THE EXERCISE => You are to retype all of the data exactly as it appears.

DATASET EXTRACT =>

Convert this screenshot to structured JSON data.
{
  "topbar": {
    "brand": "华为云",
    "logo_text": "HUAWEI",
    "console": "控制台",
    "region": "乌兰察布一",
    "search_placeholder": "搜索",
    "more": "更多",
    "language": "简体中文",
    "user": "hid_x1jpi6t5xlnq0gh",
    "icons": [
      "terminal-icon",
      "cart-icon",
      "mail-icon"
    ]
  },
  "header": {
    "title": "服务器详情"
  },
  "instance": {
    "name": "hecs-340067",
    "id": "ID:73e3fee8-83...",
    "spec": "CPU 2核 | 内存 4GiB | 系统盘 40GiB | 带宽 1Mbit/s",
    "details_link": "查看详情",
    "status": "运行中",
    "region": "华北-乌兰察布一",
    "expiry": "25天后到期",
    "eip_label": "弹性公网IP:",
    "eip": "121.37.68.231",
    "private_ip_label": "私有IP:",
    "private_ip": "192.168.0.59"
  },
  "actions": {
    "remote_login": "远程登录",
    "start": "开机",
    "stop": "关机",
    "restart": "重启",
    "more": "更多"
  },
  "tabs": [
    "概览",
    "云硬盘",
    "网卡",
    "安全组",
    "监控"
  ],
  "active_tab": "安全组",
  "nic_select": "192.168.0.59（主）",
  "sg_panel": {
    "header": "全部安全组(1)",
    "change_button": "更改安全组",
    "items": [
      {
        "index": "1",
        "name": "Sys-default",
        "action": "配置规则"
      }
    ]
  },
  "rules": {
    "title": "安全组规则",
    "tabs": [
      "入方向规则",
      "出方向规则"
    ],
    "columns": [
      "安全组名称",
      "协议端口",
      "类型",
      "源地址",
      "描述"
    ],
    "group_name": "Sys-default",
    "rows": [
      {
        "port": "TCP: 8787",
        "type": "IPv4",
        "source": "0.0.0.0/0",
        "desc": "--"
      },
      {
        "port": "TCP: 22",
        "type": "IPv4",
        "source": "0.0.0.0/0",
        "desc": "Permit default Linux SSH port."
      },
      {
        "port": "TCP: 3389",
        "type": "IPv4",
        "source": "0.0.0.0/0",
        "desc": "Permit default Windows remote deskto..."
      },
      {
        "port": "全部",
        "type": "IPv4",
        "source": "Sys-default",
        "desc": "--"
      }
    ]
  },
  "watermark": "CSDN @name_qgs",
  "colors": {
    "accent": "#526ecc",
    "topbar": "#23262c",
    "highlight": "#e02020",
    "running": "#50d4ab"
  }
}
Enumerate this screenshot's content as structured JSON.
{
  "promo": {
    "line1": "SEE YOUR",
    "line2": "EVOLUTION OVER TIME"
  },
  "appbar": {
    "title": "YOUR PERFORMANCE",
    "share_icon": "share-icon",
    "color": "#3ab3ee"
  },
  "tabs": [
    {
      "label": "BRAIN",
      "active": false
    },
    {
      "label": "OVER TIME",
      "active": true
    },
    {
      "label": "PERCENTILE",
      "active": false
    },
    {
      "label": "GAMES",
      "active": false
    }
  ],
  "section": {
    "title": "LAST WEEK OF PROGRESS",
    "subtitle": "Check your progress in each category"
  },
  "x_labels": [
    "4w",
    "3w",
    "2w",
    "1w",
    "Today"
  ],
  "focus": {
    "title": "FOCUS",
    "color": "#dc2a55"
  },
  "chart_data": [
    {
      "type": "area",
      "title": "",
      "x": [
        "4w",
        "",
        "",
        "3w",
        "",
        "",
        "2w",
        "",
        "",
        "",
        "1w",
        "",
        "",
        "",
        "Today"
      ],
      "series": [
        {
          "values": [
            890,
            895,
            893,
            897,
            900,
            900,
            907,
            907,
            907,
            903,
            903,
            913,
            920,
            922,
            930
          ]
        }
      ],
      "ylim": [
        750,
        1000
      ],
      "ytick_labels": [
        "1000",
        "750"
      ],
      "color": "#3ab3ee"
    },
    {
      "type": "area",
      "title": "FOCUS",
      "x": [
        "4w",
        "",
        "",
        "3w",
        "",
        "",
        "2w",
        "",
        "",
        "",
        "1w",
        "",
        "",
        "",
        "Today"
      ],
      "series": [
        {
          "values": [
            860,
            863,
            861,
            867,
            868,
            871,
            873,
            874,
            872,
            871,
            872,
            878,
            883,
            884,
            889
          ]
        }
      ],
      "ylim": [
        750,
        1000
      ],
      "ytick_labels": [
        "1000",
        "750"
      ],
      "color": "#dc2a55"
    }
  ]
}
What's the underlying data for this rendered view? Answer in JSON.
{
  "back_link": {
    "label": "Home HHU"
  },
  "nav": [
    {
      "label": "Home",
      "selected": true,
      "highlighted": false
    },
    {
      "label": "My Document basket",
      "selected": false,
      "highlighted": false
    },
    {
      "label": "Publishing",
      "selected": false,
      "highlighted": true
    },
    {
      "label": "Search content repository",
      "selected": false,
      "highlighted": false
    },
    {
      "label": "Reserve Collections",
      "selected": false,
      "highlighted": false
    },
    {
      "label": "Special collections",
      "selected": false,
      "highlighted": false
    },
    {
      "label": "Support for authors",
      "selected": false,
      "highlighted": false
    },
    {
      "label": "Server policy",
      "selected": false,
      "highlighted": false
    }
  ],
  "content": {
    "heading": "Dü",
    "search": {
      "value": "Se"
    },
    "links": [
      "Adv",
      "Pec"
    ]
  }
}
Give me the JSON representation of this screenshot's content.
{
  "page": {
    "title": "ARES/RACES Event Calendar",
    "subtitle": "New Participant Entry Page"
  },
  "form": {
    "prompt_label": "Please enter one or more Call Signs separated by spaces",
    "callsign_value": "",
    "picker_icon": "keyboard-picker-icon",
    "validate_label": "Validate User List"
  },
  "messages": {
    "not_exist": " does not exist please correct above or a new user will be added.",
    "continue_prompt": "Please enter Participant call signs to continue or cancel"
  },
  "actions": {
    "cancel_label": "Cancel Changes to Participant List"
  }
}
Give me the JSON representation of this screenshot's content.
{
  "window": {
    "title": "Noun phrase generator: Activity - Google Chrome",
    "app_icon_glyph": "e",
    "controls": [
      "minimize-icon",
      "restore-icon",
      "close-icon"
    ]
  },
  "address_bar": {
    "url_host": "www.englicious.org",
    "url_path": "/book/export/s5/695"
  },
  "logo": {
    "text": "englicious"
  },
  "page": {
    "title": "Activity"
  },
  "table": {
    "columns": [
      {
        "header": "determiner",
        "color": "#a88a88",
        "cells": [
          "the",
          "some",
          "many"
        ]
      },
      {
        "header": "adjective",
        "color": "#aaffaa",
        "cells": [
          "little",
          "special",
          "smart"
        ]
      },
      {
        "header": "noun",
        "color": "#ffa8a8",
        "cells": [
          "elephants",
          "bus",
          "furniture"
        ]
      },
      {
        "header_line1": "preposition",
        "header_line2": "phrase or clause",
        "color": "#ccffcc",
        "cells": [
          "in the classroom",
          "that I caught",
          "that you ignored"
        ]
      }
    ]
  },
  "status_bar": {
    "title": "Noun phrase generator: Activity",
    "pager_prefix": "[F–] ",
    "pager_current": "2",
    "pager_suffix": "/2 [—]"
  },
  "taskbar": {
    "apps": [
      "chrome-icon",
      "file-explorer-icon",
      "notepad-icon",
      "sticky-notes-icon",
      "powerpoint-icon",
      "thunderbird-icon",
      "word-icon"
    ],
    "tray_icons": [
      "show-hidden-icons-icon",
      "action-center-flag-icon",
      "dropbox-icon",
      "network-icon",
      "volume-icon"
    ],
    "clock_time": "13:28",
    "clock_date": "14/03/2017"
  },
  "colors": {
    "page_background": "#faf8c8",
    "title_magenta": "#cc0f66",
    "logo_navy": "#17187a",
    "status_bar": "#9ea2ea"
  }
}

ANSWER IN FULL =>
Convert this screenshot to structured JSON data.
{
  "topbar": {
    "brand": "华为云",
    "logo_text": "HUAWEI",
    "console": "控制台",
    "region": "乌兰察布一",
    "search_placeholder": "搜索",
    "more": "更多",
    "language": "简体中文",
    "user": "hid_x1jpi6t5xlnq0gh",
    "icons": [
      "terminal-icon",
      "cart-icon",
      "mail-icon"
    ]
  },
  "header": {
    "title": "服务器详情"
  },
  "instance": {
    "name": "hecs-340067",
    "id": "ID:73e3fee8-83...",
    "spec": "CPU 2核 | 内存 4GiB | 系统盘 40GiB | 带宽 1Mbit/s",
    "details_link": "查看详情",
    "status": "运行中",
    "region": "华北-乌兰察布一",
    "expiry": "25天后到期",
    "eip_label": "弹性公网IP:",
    "eip": "121.37.68.231",
    "private_ip_label": "私有IP:",
    "private_ip": "192.168.0.59"
  },
  "actions": {
    "remote_login": "远程登录",
    "start": "开机",
    "stop": "关机",
    "restart": "重启",
    "more": "更多"
  },
  "tabs": [
    "概览",
    "云硬盘",
    "网卡",
    "安全组",
    "监控"
  ],
  "active_tab": "安全组",
  "nic_select": "192.168.0.59（主）",
  "sg_panel": {
    "header": "全部安全组(1)",
    "change_button": "更改安全组",
    "items": [
      {
        "index": "1",
        "name": "Sys-default",
        "action": "配置规则"
      }
    ]
  },
  "rules": {
    "title": "安全组规则",
    "tabs": [
      "入方向规则",
      "出方向规则"
    ],
    "columns": [
      "安全组名称",
      "协议端口",
      "类型",
      "源地址",
      "描述"
    ],
    "group_name": "Sys-default",
    "rows": [
      {
        "port": "TCP: 8787",
        "type": "IPv4",
        "source": "0.0.0.0/0",
        "desc": "--"
      },
      {
        "port": "TCP: 22",
        "type": "IPv4",
        "source": "0.0.0.0/0",
        "desc": "Permit default Linux SSH port."
      },
      {
        "port": "TCP: 3389",
        "type": "IPv4",
        "source": "0.0.0.0/0",
        "desc": "Permit default Windows remote deskto..."
      },
      {
        "port": "全部",
        "type": "IPv4",
        "source": "Sys-default",
        "desc": "--"
      }
    ]
  },
  "watermark": "CSDN @name_qgs",
  "colors": {
    "accent": "#526ecc",
    "topbar": "#23262c",
    "highlight": "#e02020",
    "running": "#50d4ab"
  }
}
Enumerate this screenshot's content as structured JSON.
{
  "promo": {
    "line1": "SEE YOUR",
    "line2": "EVOLUTION OVER TIME"
  },
  "appbar": {
    "title": "YOUR PERFORMANCE",
    "share_icon": "share-icon",
    "color": "#3ab3ee"
  },
  "tabs": [
    {
      "label": "BRAIN",
      "active": false
    },
    {
      "label": "OVER TIME",
      "active": true
    },
    {
      "label": "PERCENTILE",
      "active": false
    },
    {
      "label": "GAMES",
      "active": false
    }
  ],
  "section": {
    "title": "LAST WEEK OF PROGRESS",
    "subtitle": "Check your progress in each category"
  },
  "x_labels": [
    "4w",
    "3w",
    "2w",
    "1w",
    "Today"
  ],
  "focus": {
    "title": "FOCUS",
    "color": "#dc2a55"
  },
  "chart_data": [
    {
      "type": "area",
      "title": "",
      "x": [
        "4w",
        "",
        "",
        "3w",
        "",
        "",
        "2w",
        "",
        "",
        "",
        "1w",
        "",
        "",
        "",
        "Today"
      ],
      "series": [
        {
          "values": [
            890,
            895,
            893,
            897,
            900,
            900,
            907,
            907,
            907,
            903,
            903,
            913,
            920,
            922,
            930
          ]
        }
      ],
      "ylim": [
        750,
        1000
      ],
      "ytick_labels": [
        "1000",
        "750"
      ],
      "color": "#3ab3ee"
    },
    {
      "type": "area",
      "title": "FOCUS",
      "x": [
        "4w",
        "",
        "",
        "3w",
        "",
        "",
        "2w",
        "",
        "",
        "",
        "1w",
        "",
        "",
        "",
        "Today"
      ],
      "series": [
        {
          "values": [
            860,
            863,
            861,
            867,
            868,
            871,
            873,
            874,
            872,
            871,
            872,
            878,
            883,
            884,
            889
          ]
        }
      ],
      "ylim": [
        750,
        1000
      ],
      "ytick_labels": [
        "1000",
        "750"
      ],
      "color": "#dc2a55"
    }
  ]
}
What's the underlying data for this rendered view? Answer in JSON.
{
  "back_link": {
    "label": "Home HHU"
  },
  "nav": [
    {
      "label": "Home",
      "selected": true,
      "highlighted": false
    },
    {
      "label": "My Document basket",
      "selected": false,
      "highlighted": false
    },
    {
      "label": "Publishing",
      "selected": false,
      "highlighted": true
    },
    {
      "label": "Search content repository",
      "selected": false,
      "highlighted": false
    },
    {
      "label": "Reserve Collections",
      "selected": false,
      "highlighted": false
    },
    {
      "label": "Special collections",
      "selected": false,
      "highlighted": false
    },
    {
      "label": "Support for authors",
      "selected": false,
      "highlighted": false
    },
    {
      "label": "Server policy",
      "selected": false,
      "highlighted": false
    }
  ],
  "content": {
    "heading": "Dü",
    "search": {
      "value": "Se"
    },
    "links": [
      "Adv",
      "Pec"
    ]
  }
}
Give me the JSON representation of this screenshot's content.
{
  "page": {
    "title": "ARES/RACES Event Calendar",
    "subtitle": "New Participant Entry Page"
  },
  "form": {
    "prompt_label": "Please enter one or more Call Signs separated by spaces",
    "callsign_value": "",
    "picker_icon": "keyboard-picker-icon",
    "validate_label": "Validate User List"
  },
  "messages": {
    "not_exist": " does not exist please correct above or a new user will be added.",
    "continue_prompt": "Please enter Participant call signs to continue or cancel"
  },
  "actions": {
    "cancel_label": "Cancel Changes to Participant List"
  }
}
Give me the JSON representation of this screenshot's content.
{
  "window": {
    "title": "Noun phrase generator: Activity - Google Chrome",
    "app_icon_glyph": "e",
    "controls": [
      "minimize-icon",
      "restore-icon",
      "close-icon"
    ]
  },
  "address_bar": {
    "url_host": "www.englicious.org",
    "url_path": "/book/export/s5/695"
  },
  "logo": {
    "text": "englicious"
  },
  "page": {
    "title": "Activity"
  },
  "table": {
    "columns": [
      {
        "header": "determiner",
        "color": "#a88a88",
        "cells": [
          "the",
          "some",
          "many"
        ]
      },
      {
        "header": "adjective",
        "color": "#aaffaa",
        "cells": [
          "little",
          "special",
          "smart"
        ]
      },
      {
        "header": "noun",
        "color": "#ffa8a8",
        "cells": [
          "elephants",
          "bus",
          "furniture"
        ]
      },
      {
        "header_line1": "preposition",
        "header_line2": "phrase or clause",
        "color": "#ccffcc",
        "cells": [
          "in the classroom",
          "that I caught",
          "that you ignored"
        ]
      }
    ]
  },
  "status_bar": {
    "title": "Noun phrase generator: Activity",
    "pager_prefix": "[F–] ",
    "pager_current": "2",
    "pager_suffix": "/2 [—]"
  },
  "taskbar": {
    "apps": [
      "chrome-icon",
      "file-explorer-icon",
      "notepad-icon",
      "sticky-notes-icon",
      "powerpoint-icon",
      "thunderbird-icon",
      "word-icon"
    ],
    "tray_icons": [
      "show-hidden-icons-icon",
      "action-center-flag-icon",
      "dropbox-icon",
      "network-icon",
      "volume-icon"
    ],
    "clock_time": "13:28",
    "clock_date": "14/03/2017"
  },
  "colors": {
    "page_background": "#faf8c8",
    "title_magenta": "#cc0f66",
    "logo_navy": "#17187a",
    "status_bar": "#9ea2ea"
  }
}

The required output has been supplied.